=== TEKS BACAAN ===

الصَّلَاة فِي الرِّحَالِ (shalatlah di tempat-tempat tinggal). Rihal adalah bentuk jamak dari kata rahl, yaitu tempat dan semua perabotan yang ada di dalamnya.

An-Nawawi berkata, “Dalam riwayat ini menjelaskan bahwa kalimat tersebut diucapkan pada saat adzan. Sementara dalam hadits Ibnu Umar yang akan disebutkan pada bab ‘Adzan Bagi Musafir’ dijelaskan bahwa kalimat tersebut diucapkan setelah adzan.” Dia berkata pula, “Kedua hal ini sama-sama boleh dilakukan sebagaimana dinyatakan secara tekstual oleh Imam Syafi’i. Akan tetapi apabila diucapkan sesudah adzan, itu jauh lebih baik supaya urutan adzan menjadi sempurna.” Dia melanjutkan, “Di antara ulama madzhab kami ada yang mengatakan bahwa kalimat tersebut hanya diucapkan setelah adzan. Namun pendapat ini lemah dan bertentangan dengan keterangan dalam hadits Ibnu Abbas.” Demikian perkataan Imam An­ Nawawi.

=== TUJUAN TUGAS ===
1/ Salin ulang bagian teks tentang adzan di atas, mulai dari "الصَّلَاة فِي الرِّحَالِ" hingga "ada di dalamnya.", termasuk kedua batas tersebut.
2/ Lanjutkan teks tentang adzan di atas, dimulai sesudah kalimat terakhirnya.
Listing setelah teks ini berasal dari sumber lain.

=== DATA MASUKAN ===
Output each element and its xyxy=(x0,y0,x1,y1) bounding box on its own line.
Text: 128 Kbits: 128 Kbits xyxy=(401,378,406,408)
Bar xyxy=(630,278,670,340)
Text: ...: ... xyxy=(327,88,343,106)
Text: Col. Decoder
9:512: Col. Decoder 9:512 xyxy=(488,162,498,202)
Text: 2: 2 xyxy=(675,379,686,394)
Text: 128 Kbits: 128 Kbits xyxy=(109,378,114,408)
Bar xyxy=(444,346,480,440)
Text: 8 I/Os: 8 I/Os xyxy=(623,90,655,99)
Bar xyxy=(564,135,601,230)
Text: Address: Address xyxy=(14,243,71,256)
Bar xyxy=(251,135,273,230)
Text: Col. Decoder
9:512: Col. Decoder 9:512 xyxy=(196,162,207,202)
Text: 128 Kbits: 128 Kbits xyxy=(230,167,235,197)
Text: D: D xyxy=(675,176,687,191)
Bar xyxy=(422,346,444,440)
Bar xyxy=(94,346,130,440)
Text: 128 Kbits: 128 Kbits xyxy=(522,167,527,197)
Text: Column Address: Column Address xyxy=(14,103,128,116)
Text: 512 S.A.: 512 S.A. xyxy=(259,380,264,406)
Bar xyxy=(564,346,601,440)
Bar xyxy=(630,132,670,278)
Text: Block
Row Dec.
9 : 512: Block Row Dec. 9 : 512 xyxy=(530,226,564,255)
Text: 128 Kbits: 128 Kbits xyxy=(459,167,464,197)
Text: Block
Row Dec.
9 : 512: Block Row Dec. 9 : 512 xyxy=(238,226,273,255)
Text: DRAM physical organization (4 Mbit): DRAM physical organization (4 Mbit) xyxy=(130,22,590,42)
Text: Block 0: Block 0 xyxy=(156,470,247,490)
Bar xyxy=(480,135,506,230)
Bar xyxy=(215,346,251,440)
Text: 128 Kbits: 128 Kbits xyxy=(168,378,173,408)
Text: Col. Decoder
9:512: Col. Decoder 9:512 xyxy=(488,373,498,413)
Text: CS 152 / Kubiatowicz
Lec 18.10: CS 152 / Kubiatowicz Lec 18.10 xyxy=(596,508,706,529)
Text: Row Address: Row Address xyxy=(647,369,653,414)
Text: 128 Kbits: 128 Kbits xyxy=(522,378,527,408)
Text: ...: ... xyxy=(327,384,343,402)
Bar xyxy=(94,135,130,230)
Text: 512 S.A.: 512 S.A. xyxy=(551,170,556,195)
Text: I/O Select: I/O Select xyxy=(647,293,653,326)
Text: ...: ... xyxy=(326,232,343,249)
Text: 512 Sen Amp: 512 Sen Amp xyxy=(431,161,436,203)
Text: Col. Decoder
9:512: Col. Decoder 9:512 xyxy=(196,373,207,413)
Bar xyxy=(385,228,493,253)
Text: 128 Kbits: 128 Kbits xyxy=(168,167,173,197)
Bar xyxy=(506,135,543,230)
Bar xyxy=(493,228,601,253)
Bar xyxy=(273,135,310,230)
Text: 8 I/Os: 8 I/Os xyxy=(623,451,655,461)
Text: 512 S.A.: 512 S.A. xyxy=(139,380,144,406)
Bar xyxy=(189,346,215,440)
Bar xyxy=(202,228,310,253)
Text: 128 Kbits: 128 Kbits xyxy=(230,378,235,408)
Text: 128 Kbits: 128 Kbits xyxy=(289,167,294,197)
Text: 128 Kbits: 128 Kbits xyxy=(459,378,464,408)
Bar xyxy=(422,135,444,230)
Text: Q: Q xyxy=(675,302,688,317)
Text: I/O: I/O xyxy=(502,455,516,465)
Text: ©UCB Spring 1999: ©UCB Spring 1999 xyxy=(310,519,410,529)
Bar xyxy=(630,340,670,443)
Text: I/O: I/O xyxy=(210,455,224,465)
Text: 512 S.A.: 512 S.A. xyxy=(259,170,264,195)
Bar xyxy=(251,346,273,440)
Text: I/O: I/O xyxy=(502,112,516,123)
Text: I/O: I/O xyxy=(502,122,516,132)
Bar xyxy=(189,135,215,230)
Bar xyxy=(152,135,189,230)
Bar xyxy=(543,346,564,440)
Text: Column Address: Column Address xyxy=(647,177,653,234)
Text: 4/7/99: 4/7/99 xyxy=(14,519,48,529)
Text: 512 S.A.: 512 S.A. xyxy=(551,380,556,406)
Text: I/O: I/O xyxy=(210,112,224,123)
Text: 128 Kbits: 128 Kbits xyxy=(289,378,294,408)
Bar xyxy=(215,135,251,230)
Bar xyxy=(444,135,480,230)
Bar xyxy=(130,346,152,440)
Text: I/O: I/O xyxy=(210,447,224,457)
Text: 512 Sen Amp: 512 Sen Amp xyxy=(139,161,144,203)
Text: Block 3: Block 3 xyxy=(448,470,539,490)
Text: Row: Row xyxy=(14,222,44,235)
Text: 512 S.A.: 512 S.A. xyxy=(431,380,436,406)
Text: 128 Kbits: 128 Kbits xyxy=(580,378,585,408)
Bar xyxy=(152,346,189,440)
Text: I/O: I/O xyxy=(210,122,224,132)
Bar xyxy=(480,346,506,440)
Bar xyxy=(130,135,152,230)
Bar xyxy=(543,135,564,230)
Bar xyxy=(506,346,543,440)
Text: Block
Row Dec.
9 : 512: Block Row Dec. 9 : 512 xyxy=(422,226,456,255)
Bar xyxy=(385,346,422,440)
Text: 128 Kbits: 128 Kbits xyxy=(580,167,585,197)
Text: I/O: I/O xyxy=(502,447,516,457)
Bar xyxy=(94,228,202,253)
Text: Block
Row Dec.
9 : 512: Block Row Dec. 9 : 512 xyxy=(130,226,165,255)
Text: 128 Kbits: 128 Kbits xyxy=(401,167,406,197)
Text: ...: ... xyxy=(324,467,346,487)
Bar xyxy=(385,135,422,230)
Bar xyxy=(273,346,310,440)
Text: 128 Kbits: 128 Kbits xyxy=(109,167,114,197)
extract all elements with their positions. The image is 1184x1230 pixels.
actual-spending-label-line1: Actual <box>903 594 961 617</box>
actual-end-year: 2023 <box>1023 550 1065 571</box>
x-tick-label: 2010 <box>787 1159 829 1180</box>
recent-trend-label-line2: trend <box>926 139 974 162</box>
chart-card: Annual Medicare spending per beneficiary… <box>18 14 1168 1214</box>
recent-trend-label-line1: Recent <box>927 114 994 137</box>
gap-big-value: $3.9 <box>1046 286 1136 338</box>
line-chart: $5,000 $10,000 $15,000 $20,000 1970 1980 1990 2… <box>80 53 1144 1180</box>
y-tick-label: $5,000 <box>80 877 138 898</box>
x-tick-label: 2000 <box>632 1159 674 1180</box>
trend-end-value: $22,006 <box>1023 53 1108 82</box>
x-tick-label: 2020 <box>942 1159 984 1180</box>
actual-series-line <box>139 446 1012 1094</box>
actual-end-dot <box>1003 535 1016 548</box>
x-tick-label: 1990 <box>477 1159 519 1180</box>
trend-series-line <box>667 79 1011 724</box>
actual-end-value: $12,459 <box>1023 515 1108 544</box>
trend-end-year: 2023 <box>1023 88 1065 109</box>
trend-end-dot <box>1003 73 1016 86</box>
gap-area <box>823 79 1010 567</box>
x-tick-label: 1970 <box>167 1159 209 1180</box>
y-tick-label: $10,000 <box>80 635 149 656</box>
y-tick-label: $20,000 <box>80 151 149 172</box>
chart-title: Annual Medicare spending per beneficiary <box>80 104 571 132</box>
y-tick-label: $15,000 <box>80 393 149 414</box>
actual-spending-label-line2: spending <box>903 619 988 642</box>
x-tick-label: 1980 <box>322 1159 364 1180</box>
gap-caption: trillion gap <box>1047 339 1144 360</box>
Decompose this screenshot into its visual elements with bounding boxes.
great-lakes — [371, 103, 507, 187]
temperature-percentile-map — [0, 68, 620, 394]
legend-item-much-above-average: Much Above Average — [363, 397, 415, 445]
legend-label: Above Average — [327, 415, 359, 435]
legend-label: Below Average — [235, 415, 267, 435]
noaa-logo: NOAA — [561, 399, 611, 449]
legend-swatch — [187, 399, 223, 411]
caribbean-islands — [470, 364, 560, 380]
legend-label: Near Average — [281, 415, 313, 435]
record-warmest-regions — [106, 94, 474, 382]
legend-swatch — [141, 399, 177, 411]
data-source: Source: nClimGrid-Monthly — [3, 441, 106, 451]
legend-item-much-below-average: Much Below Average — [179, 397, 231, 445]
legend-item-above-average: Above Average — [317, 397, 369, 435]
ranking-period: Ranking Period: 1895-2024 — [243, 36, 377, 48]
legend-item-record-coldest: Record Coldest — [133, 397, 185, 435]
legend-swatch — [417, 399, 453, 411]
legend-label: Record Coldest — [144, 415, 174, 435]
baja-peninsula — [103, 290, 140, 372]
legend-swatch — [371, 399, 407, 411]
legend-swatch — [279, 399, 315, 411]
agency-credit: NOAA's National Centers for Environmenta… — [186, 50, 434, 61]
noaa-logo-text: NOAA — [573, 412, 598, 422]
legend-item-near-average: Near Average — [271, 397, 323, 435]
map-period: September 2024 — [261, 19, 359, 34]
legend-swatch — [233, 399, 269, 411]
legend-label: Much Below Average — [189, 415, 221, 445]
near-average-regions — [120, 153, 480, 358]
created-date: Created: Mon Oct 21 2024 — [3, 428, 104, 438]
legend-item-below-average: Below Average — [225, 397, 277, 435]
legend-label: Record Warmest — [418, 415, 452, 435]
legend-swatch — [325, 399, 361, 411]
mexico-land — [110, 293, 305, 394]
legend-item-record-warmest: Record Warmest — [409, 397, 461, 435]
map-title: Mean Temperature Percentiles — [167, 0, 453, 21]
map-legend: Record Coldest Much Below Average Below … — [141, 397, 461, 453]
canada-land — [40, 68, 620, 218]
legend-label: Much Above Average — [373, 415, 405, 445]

=== DAFTAR JAWABAN ===
1/
الصَّلَاة فِي الرِّحَالِ (shalatlah di tempat-tempat tinggal). Rihal adalah bentuk jamak dari kata rahl, yaitu tempat dan semua perabotan yang ada di dalamnya.

2/
Perkataan Imam An-Nawawi berindikasi bahwa lafazh tersebut ditambahkan dalam adzan, baik di sela-sela kalimat adzan maupun sesudahnya, bukan sebagai pengganti lafazh حَيَّ عَلَى الصَّلاَةِ Sementara dalam pembahasan terdahulu telah disebutkan nukilan dari Ibnu Khuzaimah yang berbeda dengan pendapat ini. Namun keterangan yang memadukan di antara keduanya telah diriwayatkan dalam hadits lain yang dikutip oleh Abdurrazzaq dan selainnya dengan sanad shahih dari Nu’aim bin An-Nahbam, dia berkata, أَذَّنَ مُؤَذِّن النَّبِيّ صَلَّى اللَّه عَلَيْهِ وَسَلَّمَ لِلصُّبْحِ فِي لَيْلَةٍ بَارِدَةٍ ، فَتَمَنَّيْت لَوْ قَالَ : وَمَنْ قَعَدَ فَلَا حَرَجَ . فَلَمَّا قَالَ الصَّلَاة خَيْرٌ مِنْ النَّوْم قَالَهَا (Muadzdzin Nabi SAW pernah adzan pada malam yang sangat dingin, maka aku pun berharap andai ia mengatakan, “Barangsiapa yang duduk saja (tidak datang memenuhi panggilan.­Penerj), maka tidak mengapa baginya. ” Maka ketika ia mengucapkan “Ash-shalaatu khairun minan-nauum” (Shalat lebih baik daripada tidur), beliau pun mengucapkan kalimat itu).

فَقَالَ فَعَلَ هَذَا (Beliau berkata, “Hal ini dilakukan…”) Sepertinya Ibnu Abbas memahami adanya pengingkaran terhadap perintahnya dengan melihat sikap mereka yang saling berpandangan. Sementara dalam riwayat Al Hajbi dikatakan, “Seakan-akan mereka mengingkari hal itu.” Dalam riwayat Ibnu Aliyah, “Seakan-akan manusia mengingkari perbuatan yang demikian.”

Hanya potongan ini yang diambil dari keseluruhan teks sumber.